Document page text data
[Start of section]

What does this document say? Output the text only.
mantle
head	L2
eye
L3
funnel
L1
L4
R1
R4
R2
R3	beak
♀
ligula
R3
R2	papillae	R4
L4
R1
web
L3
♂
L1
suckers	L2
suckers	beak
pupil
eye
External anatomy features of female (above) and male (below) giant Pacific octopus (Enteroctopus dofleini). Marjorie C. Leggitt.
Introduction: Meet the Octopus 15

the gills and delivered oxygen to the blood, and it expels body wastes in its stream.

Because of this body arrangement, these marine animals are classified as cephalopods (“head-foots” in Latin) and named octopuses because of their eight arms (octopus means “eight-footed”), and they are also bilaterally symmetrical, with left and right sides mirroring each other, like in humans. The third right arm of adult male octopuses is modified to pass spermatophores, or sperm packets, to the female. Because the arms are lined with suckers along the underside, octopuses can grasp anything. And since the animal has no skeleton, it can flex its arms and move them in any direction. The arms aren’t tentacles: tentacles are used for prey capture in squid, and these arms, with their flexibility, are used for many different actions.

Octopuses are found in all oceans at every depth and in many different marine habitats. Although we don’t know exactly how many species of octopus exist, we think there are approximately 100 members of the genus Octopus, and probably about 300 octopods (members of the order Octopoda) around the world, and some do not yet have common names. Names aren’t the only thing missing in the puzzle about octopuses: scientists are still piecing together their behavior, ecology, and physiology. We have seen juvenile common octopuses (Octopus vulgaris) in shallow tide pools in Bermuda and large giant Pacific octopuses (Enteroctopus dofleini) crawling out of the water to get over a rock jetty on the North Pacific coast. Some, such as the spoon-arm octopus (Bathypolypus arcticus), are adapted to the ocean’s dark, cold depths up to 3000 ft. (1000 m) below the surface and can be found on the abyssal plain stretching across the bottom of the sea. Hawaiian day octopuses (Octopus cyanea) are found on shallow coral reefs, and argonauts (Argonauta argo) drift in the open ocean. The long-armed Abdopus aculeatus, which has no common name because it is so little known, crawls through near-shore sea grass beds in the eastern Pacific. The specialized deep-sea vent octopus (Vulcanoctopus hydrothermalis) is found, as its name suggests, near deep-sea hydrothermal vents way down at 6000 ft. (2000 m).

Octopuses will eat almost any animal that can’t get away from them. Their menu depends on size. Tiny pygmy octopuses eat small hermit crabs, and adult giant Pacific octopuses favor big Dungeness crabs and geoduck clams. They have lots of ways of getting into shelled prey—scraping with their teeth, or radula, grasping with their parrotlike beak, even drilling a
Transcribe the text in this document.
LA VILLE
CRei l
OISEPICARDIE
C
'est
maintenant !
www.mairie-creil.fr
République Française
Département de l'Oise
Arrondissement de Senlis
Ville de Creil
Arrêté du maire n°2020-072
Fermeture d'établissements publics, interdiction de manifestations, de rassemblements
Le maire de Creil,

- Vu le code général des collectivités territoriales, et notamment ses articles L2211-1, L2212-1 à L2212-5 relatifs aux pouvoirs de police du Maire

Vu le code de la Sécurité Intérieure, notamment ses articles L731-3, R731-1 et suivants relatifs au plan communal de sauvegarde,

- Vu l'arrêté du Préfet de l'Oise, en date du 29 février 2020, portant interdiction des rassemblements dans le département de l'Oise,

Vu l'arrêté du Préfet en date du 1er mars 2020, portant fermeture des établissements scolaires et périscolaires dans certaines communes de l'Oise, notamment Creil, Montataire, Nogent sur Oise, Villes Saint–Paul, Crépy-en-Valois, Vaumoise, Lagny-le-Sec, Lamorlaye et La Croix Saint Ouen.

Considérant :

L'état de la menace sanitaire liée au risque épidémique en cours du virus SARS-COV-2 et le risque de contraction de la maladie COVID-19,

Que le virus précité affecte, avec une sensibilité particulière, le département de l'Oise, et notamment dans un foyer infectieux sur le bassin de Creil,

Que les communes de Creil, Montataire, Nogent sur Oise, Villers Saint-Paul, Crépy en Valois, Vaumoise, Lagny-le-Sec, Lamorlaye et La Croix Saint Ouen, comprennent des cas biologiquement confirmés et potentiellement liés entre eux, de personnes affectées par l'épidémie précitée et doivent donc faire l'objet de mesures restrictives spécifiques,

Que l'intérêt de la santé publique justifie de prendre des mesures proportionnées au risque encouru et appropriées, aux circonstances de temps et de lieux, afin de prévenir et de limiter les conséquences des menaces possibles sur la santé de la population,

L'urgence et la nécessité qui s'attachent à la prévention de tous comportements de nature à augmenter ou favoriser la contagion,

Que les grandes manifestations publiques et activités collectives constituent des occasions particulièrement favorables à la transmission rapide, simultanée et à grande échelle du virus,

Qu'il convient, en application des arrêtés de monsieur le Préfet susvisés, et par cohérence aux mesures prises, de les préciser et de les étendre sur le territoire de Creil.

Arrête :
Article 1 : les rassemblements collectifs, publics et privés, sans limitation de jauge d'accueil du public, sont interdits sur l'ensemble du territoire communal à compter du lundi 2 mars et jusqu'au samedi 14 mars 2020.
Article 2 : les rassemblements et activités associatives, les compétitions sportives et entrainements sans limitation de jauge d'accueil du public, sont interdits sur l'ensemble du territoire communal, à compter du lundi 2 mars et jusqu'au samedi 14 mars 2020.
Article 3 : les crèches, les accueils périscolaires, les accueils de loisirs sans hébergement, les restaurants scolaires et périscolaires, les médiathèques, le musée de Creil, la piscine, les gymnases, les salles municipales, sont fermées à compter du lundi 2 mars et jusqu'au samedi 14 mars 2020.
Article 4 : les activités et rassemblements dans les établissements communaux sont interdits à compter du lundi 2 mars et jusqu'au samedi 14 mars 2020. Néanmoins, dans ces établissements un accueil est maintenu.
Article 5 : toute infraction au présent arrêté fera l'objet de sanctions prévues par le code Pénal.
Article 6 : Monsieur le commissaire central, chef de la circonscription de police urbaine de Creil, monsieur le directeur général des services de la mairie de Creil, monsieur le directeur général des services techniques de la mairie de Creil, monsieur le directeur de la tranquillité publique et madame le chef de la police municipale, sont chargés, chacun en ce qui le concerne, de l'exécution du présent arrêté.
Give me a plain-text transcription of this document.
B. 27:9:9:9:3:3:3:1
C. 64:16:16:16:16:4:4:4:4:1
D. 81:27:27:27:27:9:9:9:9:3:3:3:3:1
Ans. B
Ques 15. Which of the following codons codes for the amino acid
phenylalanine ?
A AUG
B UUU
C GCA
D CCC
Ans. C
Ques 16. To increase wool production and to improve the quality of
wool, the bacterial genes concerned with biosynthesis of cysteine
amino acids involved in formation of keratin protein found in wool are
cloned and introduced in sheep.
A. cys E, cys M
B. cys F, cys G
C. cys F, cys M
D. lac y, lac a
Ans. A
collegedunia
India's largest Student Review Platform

[End of section]

> [Activity] Each record above should be restated word for word.

> [Answer to this problem]
What does this document say? Output the text only.
mantle
head	L2
eye
L3
funnel
L1
L4
R1
R4
R2
R3	beak
♀
ligula
R3
R2	papillae	R4
L4
R1
web
L3
♂
L1
suckers	L2
suckers	beak
pupil
eye
External anatomy features of female (above) and male (below) giant Pacific octopus (Enteroctopus dofleini). Marjorie C. Leggitt.
Introduction: Meet the Octopus 15

the gills and delivered oxygen to the blood, and it expels body wastes in its stream.

Because of this body arrangement, these marine animals are classified as cephalopods (“head-foots” in Latin) and named octopuses because of their eight arms (octopus means “eight-footed”), and they are also bilaterally symmetrical, with left and right sides mirroring each other, like in humans. The third right arm of adult male octopuses is modified to pass spermatophores, or sperm packets, to the female. Because the arms are lined with suckers along the underside, octopuses can grasp anything. And since the animal has no skeleton, it can flex its arms and move them in any direction. The arms aren’t tentacles: tentacles are used for prey capture in squid, and these arms, with their flexibility, are used for many different actions.

Octopuses are found in all oceans at every depth and in many different marine habitats. Although we don’t know exactly how many species of octopus exist, we think there are approximately 100 members of the genus Octopus, and probably about 300 octopods (members of the order Octopoda) around the world, and some do not yet have common names. Names aren’t the only thing missing in the puzzle about octopuses: scientists are still piecing together their behavior, ecology, and physiology. We have seen juvenile common octopuses (Octopus vulgaris) in shallow tide pools in Bermuda and large giant Pacific octopuses (Enteroctopus dofleini) crawling out of the water to get over a rock jetty on the North Pacific coast. Some, such as the spoon-arm octopus (Bathypolypus arcticus), are adapted to the ocean’s dark, cold depths up to 3000 ft. (1000 m) below the surface and can be found on the abyssal plain stretching across the bottom of the sea. Hawaiian day octopuses (Octopus cyanea) are found on shallow coral reefs, and argonauts (Argonauta argo) drift in the open ocean. The long-armed Abdopus aculeatus, which has no common name because it is so little known, crawls through near-shore sea grass beds in the eastern Pacific. The specialized deep-sea vent octopus (Vulcanoctopus hydrothermalis) is found, as its name suggests, near deep-sea hydrothermal vents way down at 6000 ft. (2000 m).

Octopuses will eat almost any animal that can’t get away from them. Their menu depends on size. Tiny pygmy octopuses eat small hermit crabs, and adult giant Pacific octopuses favor big Dungeness crabs and geoduck clams. They have lots of ways of getting into shelled prey—scraping with their teeth, or radula, grasping with their parrotlike beak, even drilling a
Transcribe the text in this document.
LA VILLE
CRei l
OISEPICARDIE
C
'est
maintenant !
www.mairie-creil.fr
République Française
Département de l'Oise
Arrondissement de Senlis
Ville de Creil
Arrêté du maire n°2020-072
Fermeture d'établissements publics, interdiction de manifestations, de rassemblements
Le maire de Creil,

- Vu le code général des collectivités territoriales, et notamment ses articles L2211-1, L2212-1 à L2212-5 relatifs aux pouvoirs de police du Maire

Vu le code de la Sécurité Intérieure, notamment ses articles L731-3, R731-1 et suivants relatifs au plan communal de sauvegarde,

- Vu l'arrêté du Préfet de l'Oise, en date du 29 février 2020, portant interdiction des rassemblements dans le département de l'Oise,

Vu l'arrêté du Préfet en date du 1er mars 2020, portant fermeture des établissements scolaires et périscolaires dans certaines communes de l'Oise, notamment Creil, Montataire, Nogent sur Oise, Villes Saint–Paul, Crépy-en-Valois, Vaumoise, Lagny-le-Sec, Lamorlaye et La Croix Saint Ouen.

Considérant :

L'état de la menace sanitaire liée au risque épidémique en cours du virus SARS-COV-2 et le risque de contraction de la maladie COVID-19,

Que le virus précité affecte, avec une sensibilité particulière, le département de l'Oise, et notamment dans un foyer infectieux sur le bassin de Creil,

Que les communes de Creil, Montataire, Nogent sur Oise, Villers Saint-Paul, Crépy en Valois, Vaumoise, Lagny-le-Sec, Lamorlaye et La Croix Saint Ouen, comprennent des cas biologiquement confirmés et potentiellement liés entre eux, de personnes affectées par l'épidémie précitée et doivent donc faire l'objet de mesures restrictives spécifiques,

Que l'intérêt de la santé publique justifie de prendre des mesures proportionnées au risque encouru et appropriées, aux circonstances de temps et de lieux, afin de prévenir et de limiter les conséquences des menaces possibles sur la santé de la population,

L'urgence et la nécessité qui s'attachent à la prévention de tous comportements de nature à augmenter ou favoriser la contagion,

Que les grandes manifestations publiques et activités collectives constituent des occasions particulièrement favorables à la transmission rapide, simultanée et à grande échelle du virus,

Qu'il convient, en application des arrêtés de monsieur le Préfet susvisés, et par cohérence aux mesures prises, de les préciser et de les étendre sur le territoire de Creil.

Arrête :
Article 1 : les rassemblements collectifs, publics et privés, sans limitation de jauge d'accueil du public, sont interdits sur l'ensemble du territoire communal à compter du lundi 2 mars et jusqu'au samedi 14 mars 2020.
Article 2 : les rassemblements et activités associatives, les compétitions sportives et entrainements sans limitation de jauge d'accueil du public, sont interdits sur l'ensemble du territoire communal, à compter du lundi 2 mars et jusqu'au samedi 14 mars 2020.
Article 3 : les crèches, les accueils périscolaires, les accueils de loisirs sans hébergement, les restaurants scolaires et périscolaires, les médiathèques, le musée de Creil, la piscine, les gymnases, les salles municipales, sont fermées à compter du lundi 2 mars et jusqu'au samedi 14 mars 2020.
Article 4 : les activités et rassemblements dans les établissements communaux sont interdits à compter du lundi 2 mars et jusqu'au samedi 14 mars 2020. Néanmoins, dans ces établissements un accueil est maintenu.
Article 5 : toute infraction au présent arrêté fera l'objet de sanctions prévues par le code Pénal.
Article 6 : Monsieur le commissaire central, chef de la circonscription de police urbaine de Creil, monsieur le directeur général des services de la mairie de Creil, monsieur le directeur général des services techniques de la mairie de Creil, monsieur le directeur de la tranquillité publique et madame le chef de la police municipale, sont chargés, chacun en ce qui le concerne, de l'exécution du présent arrêté.
Give me a plain-text transcription of this document.
B. 27:9:9:9:3:3:3:1
C. 64:16:16:16:16:4:4:4:4:1
D. 81:27:27:27:27:9:9:9:9:3:3:3:3:1
Ans. B
Ques 15. Which of the following codons codes for the amino acid
phenylalanine ?
A AUG
B UUU
C GCA
D CCC
Ans. C
Ques 16. To increase wool production and to improve the quality of
wool, the bacterial genes concerned with biosynthesis of cysteine
amino acids involved in formation of keratin protein found in wool are
cloned and introduced in sheep.
A. cys E, cys M
B. cys F, cys G
C. cys F, cys M
D. lac y, lac a
Ans. A
collegedunia
India's largest Student Review Platform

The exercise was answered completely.